**Task brief:**
Go through the entries below and count the lines holding the word "this". Reply with only the number, please.

Stored data:
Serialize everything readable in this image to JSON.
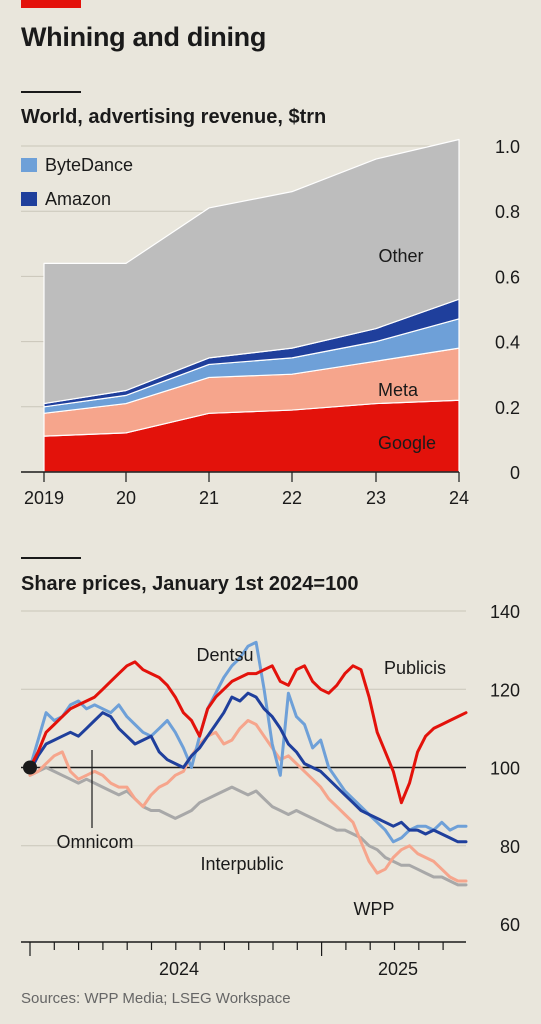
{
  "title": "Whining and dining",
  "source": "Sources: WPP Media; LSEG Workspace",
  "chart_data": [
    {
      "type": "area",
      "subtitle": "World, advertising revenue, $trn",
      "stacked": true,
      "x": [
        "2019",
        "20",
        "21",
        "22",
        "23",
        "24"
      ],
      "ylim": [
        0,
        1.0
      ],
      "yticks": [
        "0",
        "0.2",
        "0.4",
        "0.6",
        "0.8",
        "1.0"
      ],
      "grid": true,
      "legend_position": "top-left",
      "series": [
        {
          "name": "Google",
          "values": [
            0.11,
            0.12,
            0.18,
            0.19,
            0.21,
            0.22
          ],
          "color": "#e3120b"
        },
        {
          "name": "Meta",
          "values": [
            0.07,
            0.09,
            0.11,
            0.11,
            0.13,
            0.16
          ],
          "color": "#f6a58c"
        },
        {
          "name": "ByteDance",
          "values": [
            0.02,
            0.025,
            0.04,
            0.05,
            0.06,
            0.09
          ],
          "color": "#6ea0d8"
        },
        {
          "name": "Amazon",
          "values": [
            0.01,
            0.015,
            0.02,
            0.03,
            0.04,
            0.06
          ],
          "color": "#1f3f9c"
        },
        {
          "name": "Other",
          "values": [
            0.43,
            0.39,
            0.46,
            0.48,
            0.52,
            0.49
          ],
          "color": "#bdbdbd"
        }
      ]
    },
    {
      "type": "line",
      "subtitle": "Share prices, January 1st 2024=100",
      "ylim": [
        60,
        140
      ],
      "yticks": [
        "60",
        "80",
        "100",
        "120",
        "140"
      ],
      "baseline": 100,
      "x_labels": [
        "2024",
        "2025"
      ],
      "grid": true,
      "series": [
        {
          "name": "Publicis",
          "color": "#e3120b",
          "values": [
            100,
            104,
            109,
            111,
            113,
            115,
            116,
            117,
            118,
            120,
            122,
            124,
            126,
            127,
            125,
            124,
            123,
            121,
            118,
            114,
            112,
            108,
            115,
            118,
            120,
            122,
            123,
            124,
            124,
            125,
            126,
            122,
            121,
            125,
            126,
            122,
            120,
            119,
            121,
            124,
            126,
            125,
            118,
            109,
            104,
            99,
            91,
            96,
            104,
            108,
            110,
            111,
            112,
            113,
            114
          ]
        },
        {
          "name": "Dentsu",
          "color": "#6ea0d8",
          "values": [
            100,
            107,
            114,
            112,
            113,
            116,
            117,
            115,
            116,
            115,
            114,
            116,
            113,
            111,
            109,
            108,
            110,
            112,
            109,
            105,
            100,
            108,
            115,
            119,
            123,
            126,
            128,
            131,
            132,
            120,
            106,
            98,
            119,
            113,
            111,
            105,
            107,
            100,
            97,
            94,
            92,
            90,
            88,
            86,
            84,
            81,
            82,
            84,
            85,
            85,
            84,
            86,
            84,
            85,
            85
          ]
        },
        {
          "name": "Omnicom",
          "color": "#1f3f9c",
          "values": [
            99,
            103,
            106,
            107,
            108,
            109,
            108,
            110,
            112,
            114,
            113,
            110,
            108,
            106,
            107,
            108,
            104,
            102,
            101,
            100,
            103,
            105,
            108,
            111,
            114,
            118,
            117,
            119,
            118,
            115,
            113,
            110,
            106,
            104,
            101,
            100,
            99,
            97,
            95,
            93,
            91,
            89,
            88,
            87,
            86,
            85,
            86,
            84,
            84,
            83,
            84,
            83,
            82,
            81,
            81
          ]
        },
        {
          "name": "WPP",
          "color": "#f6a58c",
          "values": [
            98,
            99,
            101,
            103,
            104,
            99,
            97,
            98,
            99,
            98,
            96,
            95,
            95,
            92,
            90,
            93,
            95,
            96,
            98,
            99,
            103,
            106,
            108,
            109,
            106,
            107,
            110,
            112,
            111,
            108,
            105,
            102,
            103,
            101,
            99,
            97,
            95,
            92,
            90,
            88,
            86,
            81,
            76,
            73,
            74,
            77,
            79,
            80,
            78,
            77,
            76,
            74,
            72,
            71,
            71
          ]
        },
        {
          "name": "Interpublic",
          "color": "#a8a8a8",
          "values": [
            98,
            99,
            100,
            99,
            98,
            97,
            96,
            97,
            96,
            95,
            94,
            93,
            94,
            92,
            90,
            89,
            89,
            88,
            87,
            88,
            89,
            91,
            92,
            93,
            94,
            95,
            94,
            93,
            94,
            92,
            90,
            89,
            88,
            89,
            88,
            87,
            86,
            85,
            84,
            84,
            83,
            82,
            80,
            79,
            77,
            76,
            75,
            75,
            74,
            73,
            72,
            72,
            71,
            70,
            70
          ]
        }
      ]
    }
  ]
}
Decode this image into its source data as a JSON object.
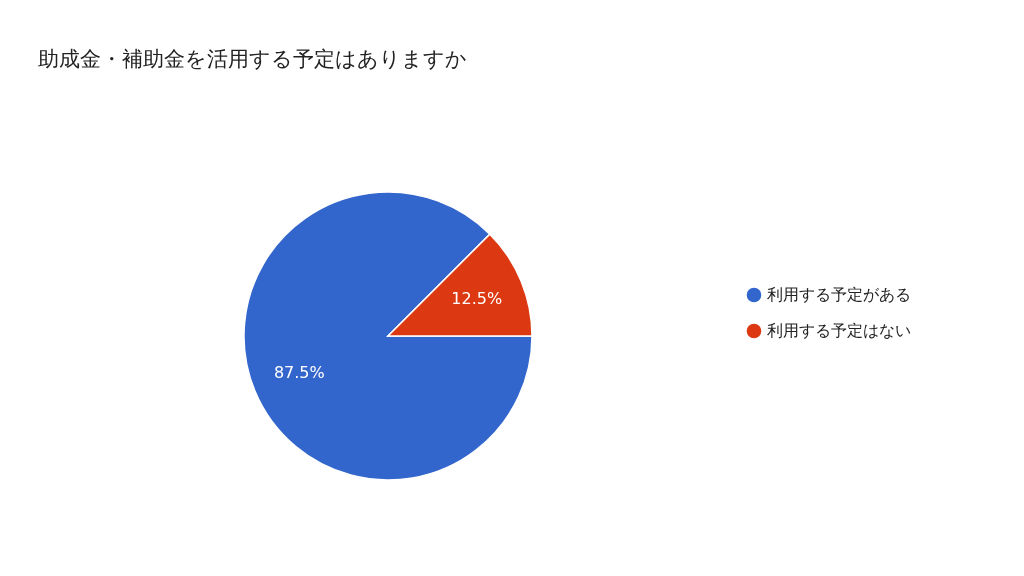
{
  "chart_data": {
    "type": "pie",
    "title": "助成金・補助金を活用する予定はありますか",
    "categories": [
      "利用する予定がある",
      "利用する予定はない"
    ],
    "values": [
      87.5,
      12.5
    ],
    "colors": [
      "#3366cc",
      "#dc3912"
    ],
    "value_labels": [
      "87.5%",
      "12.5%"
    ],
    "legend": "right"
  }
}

* * *

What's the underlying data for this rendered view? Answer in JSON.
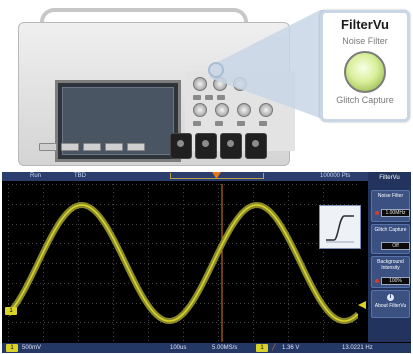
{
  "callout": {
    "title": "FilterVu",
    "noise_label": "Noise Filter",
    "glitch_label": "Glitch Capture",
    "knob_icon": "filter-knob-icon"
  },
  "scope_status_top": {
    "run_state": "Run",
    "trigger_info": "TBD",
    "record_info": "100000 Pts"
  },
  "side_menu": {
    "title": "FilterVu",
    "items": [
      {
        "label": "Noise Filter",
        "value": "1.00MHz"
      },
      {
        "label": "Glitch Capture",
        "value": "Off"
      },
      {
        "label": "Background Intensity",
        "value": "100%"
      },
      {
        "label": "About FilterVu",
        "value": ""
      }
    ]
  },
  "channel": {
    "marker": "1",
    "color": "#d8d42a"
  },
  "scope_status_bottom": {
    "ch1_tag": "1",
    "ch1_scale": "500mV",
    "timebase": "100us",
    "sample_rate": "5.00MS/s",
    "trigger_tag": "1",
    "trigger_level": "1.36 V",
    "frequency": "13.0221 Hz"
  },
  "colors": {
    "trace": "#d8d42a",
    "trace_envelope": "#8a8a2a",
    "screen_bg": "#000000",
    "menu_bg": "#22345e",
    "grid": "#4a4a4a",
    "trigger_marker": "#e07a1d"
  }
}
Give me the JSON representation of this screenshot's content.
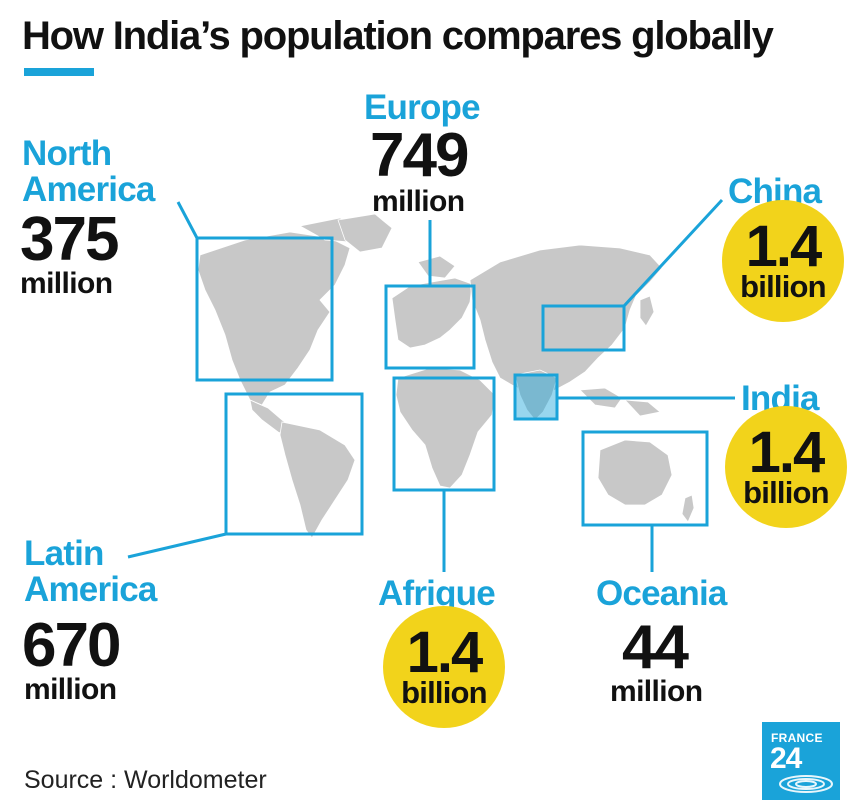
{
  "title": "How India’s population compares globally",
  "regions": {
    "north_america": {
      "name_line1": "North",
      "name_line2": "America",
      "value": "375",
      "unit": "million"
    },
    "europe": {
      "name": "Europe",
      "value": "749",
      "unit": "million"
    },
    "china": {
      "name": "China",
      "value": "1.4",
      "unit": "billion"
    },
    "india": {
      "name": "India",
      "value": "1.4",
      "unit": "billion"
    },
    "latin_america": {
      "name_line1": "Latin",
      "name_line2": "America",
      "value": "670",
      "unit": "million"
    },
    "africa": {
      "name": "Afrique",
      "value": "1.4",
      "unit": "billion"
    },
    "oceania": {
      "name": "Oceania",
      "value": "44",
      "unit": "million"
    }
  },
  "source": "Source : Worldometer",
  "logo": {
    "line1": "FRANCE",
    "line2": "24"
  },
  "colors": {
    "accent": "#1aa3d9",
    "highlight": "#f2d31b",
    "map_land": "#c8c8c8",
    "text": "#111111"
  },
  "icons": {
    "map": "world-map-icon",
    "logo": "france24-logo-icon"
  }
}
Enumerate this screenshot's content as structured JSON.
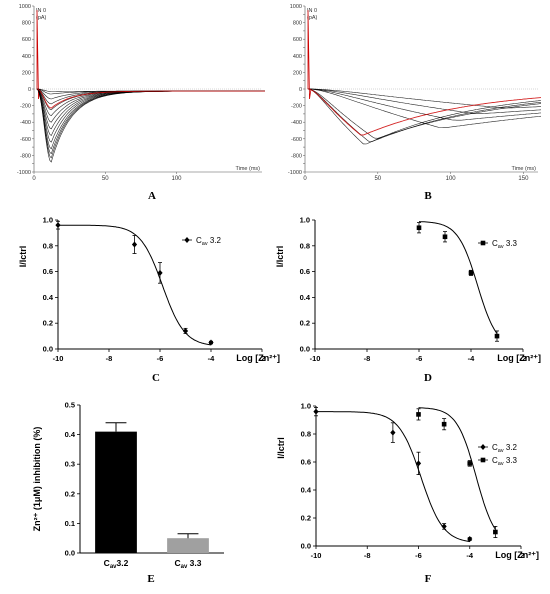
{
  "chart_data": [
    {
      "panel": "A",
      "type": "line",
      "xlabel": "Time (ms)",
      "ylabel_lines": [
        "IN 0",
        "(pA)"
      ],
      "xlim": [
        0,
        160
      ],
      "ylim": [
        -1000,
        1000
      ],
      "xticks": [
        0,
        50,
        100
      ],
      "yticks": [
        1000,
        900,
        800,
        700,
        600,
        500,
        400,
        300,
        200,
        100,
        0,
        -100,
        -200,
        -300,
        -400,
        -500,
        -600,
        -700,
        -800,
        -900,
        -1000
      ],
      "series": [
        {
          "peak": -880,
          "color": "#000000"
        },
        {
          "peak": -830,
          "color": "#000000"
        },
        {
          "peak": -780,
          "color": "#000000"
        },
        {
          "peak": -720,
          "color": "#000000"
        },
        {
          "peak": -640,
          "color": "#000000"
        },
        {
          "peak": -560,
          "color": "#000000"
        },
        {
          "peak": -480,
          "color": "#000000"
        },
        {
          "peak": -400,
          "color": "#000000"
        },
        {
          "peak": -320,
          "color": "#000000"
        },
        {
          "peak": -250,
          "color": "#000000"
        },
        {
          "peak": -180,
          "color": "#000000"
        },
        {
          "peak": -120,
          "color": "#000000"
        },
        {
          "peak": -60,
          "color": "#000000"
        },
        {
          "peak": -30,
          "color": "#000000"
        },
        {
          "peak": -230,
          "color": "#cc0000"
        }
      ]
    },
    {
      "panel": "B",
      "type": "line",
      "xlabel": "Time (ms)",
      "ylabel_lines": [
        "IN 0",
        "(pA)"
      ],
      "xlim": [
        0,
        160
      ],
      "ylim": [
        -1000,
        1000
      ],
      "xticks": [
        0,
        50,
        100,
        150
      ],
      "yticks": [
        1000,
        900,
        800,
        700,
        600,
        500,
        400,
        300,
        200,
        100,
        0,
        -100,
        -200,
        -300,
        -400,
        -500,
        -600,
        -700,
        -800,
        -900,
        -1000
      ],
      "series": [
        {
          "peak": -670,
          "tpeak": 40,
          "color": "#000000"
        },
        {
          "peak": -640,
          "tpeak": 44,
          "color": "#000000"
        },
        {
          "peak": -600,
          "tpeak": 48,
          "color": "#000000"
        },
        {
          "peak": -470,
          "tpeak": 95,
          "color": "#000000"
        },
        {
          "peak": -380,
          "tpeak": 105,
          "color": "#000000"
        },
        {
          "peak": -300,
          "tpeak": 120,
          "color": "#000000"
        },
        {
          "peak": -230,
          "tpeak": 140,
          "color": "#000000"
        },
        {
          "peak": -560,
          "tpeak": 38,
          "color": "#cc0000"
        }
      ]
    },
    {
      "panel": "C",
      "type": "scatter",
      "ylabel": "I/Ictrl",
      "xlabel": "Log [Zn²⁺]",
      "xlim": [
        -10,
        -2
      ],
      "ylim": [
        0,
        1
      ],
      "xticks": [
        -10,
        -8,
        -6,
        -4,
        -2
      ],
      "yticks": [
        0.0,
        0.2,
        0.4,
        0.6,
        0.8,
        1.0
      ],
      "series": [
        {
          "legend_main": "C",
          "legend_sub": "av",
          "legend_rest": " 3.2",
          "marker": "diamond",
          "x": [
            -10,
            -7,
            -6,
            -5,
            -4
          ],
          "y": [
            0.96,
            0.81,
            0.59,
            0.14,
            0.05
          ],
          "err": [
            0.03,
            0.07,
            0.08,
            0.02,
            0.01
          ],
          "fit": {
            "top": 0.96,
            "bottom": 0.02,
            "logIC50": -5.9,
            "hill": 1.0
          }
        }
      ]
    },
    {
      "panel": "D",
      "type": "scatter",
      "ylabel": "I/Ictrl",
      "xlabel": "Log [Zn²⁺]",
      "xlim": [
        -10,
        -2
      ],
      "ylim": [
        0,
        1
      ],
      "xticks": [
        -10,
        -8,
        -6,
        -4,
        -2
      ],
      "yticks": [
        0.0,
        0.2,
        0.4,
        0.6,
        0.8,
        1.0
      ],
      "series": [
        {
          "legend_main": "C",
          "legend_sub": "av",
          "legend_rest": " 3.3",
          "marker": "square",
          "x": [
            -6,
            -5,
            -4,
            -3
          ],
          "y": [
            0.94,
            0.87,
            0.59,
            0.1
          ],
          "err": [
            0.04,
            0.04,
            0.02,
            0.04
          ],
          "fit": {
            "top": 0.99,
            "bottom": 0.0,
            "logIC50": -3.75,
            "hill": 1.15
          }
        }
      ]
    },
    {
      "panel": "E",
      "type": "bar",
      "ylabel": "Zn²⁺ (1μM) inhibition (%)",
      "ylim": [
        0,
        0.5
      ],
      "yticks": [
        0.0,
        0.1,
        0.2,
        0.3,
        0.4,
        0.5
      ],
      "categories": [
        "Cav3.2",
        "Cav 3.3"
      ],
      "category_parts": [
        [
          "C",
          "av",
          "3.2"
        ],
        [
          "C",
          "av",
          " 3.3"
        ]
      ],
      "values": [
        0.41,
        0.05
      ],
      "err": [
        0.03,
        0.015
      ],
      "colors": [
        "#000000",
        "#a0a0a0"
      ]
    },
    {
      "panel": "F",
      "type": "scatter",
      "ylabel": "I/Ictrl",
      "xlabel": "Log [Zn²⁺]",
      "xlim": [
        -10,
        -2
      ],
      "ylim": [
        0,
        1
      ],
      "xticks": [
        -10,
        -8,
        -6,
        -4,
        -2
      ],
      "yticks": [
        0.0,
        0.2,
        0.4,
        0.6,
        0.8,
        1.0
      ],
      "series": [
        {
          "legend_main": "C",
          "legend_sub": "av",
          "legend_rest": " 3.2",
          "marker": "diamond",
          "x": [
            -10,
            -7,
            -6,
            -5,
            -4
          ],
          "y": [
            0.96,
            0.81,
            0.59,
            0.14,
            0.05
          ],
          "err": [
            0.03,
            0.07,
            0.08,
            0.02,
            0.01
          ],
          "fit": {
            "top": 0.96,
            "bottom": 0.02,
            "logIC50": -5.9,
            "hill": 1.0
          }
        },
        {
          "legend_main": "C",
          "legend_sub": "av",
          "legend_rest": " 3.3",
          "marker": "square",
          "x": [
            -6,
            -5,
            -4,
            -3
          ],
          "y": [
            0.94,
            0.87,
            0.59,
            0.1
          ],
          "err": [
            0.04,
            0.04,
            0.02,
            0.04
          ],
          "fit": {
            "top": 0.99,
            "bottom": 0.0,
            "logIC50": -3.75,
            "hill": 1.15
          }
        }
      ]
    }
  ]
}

--

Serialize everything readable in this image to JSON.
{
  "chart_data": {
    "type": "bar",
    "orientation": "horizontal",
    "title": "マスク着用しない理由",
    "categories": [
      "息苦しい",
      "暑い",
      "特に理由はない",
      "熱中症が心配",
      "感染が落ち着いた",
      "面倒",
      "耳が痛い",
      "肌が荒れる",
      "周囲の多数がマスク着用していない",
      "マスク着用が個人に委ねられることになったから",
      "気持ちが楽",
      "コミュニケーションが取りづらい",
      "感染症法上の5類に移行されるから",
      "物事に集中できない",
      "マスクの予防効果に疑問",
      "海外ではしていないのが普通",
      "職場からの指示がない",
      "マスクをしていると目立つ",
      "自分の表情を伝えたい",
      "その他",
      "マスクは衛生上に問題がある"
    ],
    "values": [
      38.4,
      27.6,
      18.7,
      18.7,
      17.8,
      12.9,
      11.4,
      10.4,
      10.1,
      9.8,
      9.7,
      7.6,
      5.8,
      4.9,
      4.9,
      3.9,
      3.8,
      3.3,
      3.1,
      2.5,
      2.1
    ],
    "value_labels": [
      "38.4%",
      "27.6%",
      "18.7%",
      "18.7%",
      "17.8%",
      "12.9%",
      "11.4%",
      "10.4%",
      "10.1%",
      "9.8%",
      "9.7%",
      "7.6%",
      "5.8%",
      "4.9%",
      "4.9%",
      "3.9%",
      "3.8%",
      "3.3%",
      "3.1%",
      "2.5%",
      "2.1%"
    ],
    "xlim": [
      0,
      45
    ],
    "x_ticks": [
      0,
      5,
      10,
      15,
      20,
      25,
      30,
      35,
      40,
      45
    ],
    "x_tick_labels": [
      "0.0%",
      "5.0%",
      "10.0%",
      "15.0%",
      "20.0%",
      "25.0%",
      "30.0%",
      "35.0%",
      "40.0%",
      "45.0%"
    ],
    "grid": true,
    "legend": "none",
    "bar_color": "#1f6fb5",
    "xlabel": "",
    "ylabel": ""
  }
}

**Answer below:**
6